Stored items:
>> BEGIN
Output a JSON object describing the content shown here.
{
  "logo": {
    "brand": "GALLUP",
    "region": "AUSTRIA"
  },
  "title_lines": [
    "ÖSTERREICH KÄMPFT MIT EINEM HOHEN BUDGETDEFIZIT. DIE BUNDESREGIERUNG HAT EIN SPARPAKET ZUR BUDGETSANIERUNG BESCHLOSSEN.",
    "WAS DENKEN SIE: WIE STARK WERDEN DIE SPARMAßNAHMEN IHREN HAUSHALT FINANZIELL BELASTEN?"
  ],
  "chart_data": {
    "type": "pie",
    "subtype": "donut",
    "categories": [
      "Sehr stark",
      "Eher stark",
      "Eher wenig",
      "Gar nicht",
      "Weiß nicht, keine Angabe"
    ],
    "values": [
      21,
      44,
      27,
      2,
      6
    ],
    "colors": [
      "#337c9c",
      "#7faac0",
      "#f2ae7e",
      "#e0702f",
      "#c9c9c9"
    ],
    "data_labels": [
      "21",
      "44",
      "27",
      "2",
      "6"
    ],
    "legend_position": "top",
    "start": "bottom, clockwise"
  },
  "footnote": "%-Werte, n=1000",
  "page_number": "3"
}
>> END
Would you reproduce all the entries exactly?

Response:
Output a JSON object describing the content shown here.
{
  "logo": {
    "brand": "GALLUP",
    "region": "AUSTRIA"
  },
  "title_lines": [
    "ÖSTERREICH KÄMPFT MIT EINEM HOHEN BUDGETDEFIZIT. DIE BUNDESREGIERUNG HAT EIN SPARPAKET ZUR BUDGETSANIERUNG BESCHLOSSEN.",
    "WAS DENKEN SIE: WIE STARK WERDEN DIE SPARMAßNAHMEN IHREN HAUSHALT FINANZIELL BELASTEN?"
  ],
  "chart_data": {
    "type": "pie",
    "subtype": "donut",
    "categories": [
      "Sehr stark",
      "Eher stark",
      "Eher wenig",
      "Gar nicht",
      "Weiß nicht, keine Angabe"
    ],
    "values": [
      21,
      44,
      27,
      2,
      6
    ],
    "colors": [
      "#337c9c",
      "#7faac0",
      "#f2ae7e",
      "#e0702f",
      "#c9c9c9"
    ],
    "data_labels": [
      "21",
      "44",
      "27",
      "2",
      "6"
    ],
    "legend_position": "top",
    "start": "bottom, clockwise"
  },
  "footnote": "%-Werte, n=1000",
  "page_number": "3"
}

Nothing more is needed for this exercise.